• [LISTED ENTRIES]:
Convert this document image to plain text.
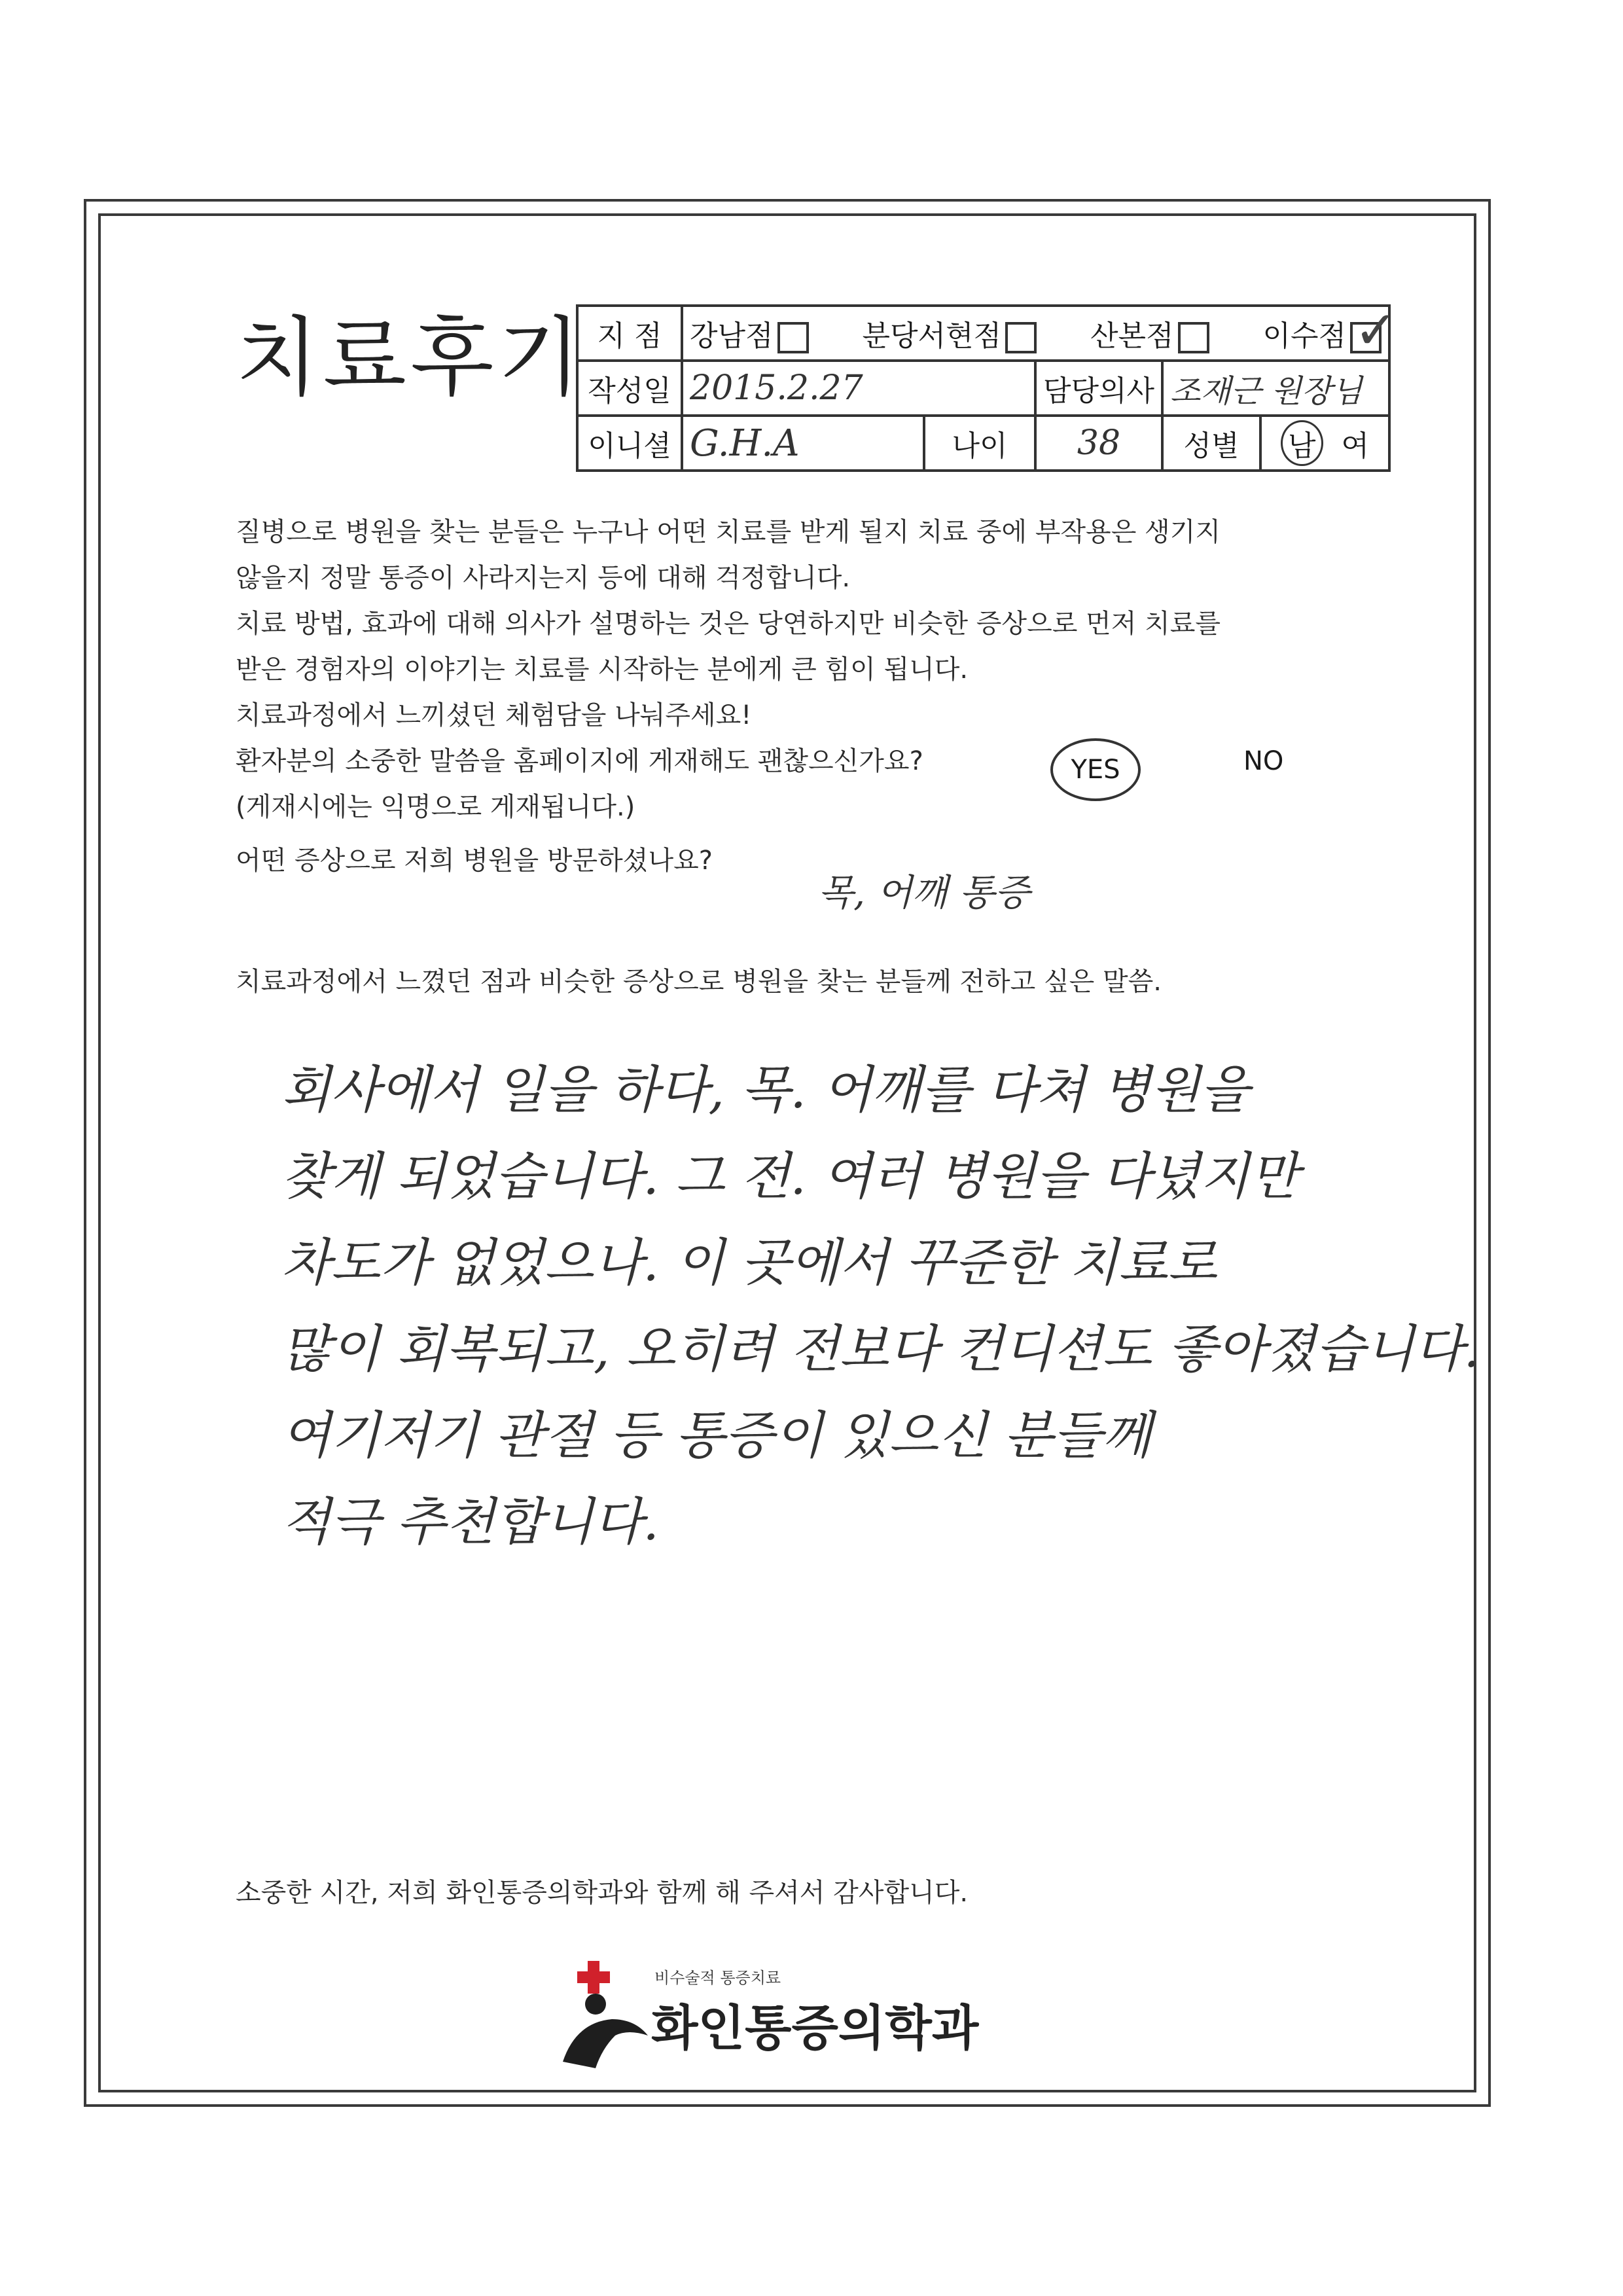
치료후기 지 점	강남점 분당서현점 산본점 이수점 ✓				

작성일	2015.2.27		담당의사	조재근 원장님	
이니셜	G.H.A	나이	38	성별	남 여
질병으로 병원을 찾는 분들은 누구나 어떤 치료를 받게 될지 치료 중에 부작용은 생기지
않을지 정말 통증이 사라지는지 등에 대해 걱정합니다.
치료 방법, 효과에 대해 의사가 설명하는 것은 당연하지만 비슷한 증상으로 먼저 치료를
받은 경험자의 이야기는 치료를 시작하는 분에게 큰 힘이 됩니다.
치료과정에서 느끼셨던 체험담을 나눠주세요!
환자분의 소중한 말씀을 홈페이지에 게재해도 괜찮으신가요?
(게재시에는 익명으로 게재됩니다.)
YES	NO
어떤 증상으로 저희 병원을 방문하셨나요?
목, 어깨 통증
치료과정에서 느꼈던 점과 비슷한 증상으로 병원을 찾는 분들께 전하고 싶은 말씀.
회사에서 일을 하다, 목. 어깨를 다쳐 병원을
찾게 되었습니다. 그 전. 여러 병원을 다녔지만
차도가 없었으나. 이 곳에서 꾸준한 치료로
많이 회복되고, 오히려 전보다 컨디션도 좋아졌습니다.
여기저기 관절 등 통증이 있으신 분들께
적극 추천합니다.
소중한 시간, 저희 화인통증의학과와 함께 해 주셔서 감사합니다.
비수술적 통증치료
화인통증의학과
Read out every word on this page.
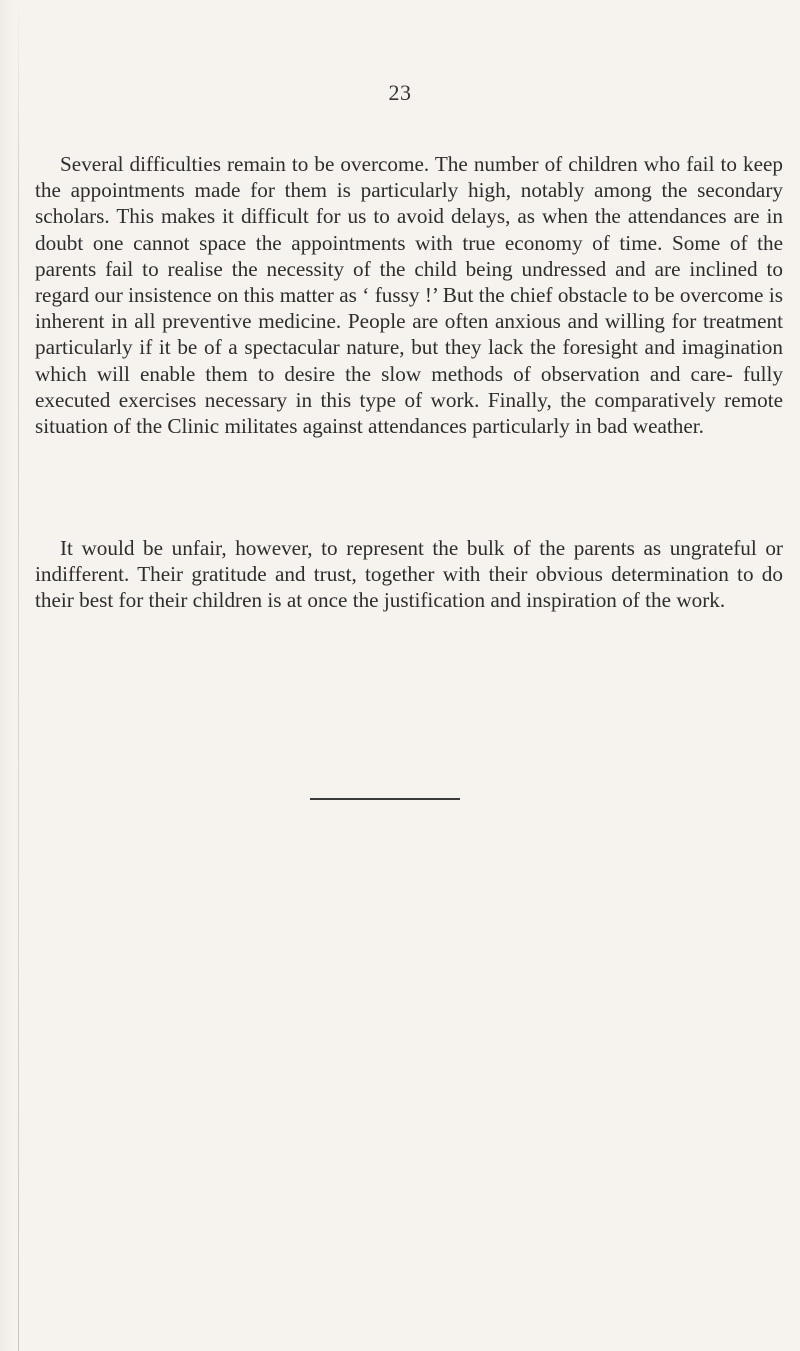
23

Several difficulties remain to be overcome. The number of children who fail to keep the appointments made for them is particularly high, notably among the secondary scholars. This makes it difficult for us to avoid delays, as when the attendances are in doubt one cannot space the appointments with true economy of time. Some of the parents fail to realise the necessity of the child being undressed and are inclined to regard our insistence on this matter as ‘ fussy !’ But the chief obstacle to be overcome is inherent in all preventive medicine. People are often anxious and willing for treatment particularly if it be of a spectacular nature, but they lack the foresight and imagination which will enable them to desire the slow methods of observation and care- fully executed exercises necessary in this type of work. Finally, the comparatively remote situation of the Clinic militates against attendances particularly in bad weather.

It would be unfair, however, to represent the bulk of the parents as ungrateful or indifferent. Their gratitude and trust, together with their obvious determination to do their best for their children is at once the justification and inspiration of the work.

• [TASK PROMPT]: Output each line exactly; omit every picture.

• [WRITTEN ANSWER]:
Convert this document image to plain text.
치료후기 지 점	강남점 분당서현점 산본점 이수점 ✓				

작성일	2015.2.27		담당의사	조재근 원장님	
이니셜	G.H.A	나이	38	성별	남 여
질병으로 병원을 찾는 분들은 누구나 어떤 치료를 받게 될지 치료 중에 부작용은 생기지
않을지 정말 통증이 사라지는지 등에 대해 걱정합니다.
치료 방법, 효과에 대해 의사가 설명하는 것은 당연하지만 비슷한 증상으로 먼저 치료를
받은 경험자의 이야기는 치료를 시작하는 분에게 큰 힘이 됩니다.
치료과정에서 느끼셨던 체험담을 나눠주세요!
환자분의 소중한 말씀을 홈페이지에 게재해도 괜찮으신가요?
(게재시에는 익명으로 게재됩니다.)
YES	NO
어떤 증상으로 저희 병원을 방문하셨나요?
목, 어깨 통증
치료과정에서 느꼈던 점과 비슷한 증상으로 병원을 찾는 분들께 전하고 싶은 말씀.
회사에서 일을 하다, 목. 어깨를 다쳐 병원을
찾게 되었습니다. 그 전. 여러 병원을 다녔지만
차도가 없었으나. 이 곳에서 꾸준한 치료로
많이 회복되고, 오히려 전보다 컨디션도 좋아졌습니다.
여기저기 관절 등 통증이 있으신 분들께
적극 추천합니다.
소중한 시간, 저희 화인통증의학과와 함께 해 주셔서 감사합니다.
비수술적 통증치료
화인통증의학과
Read out every word on this page.
23

Several difficulties remain to be overcome. The number of children who fail to keep the appointments made for them is particularly high, notably among the secondary scholars. This makes it difficult for us to avoid delays, as when the attendances are in doubt one cannot space the appointments with true economy of time. Some of the parents fail to realise the necessity of the child being undressed and are inclined to regard our insistence on this matter as ‘ fussy !’ But the chief obstacle to be overcome is inherent in all preventive medicine. People are often anxious and willing for treatment particularly if it be of a spectacular nature, but they lack the foresight and imagination which will enable them to desire the slow methods of observation and care- fully executed exercises necessary in this type of work. Finally, the comparatively remote situation of the Clinic militates against attendances particularly in bad weather.

It would be unfair, however, to represent the bulk of the parents as ungrateful or indifferent. Their gratitude and trust, together with their obvious determination to do their best for their children is at once the justification and inspiration of the work.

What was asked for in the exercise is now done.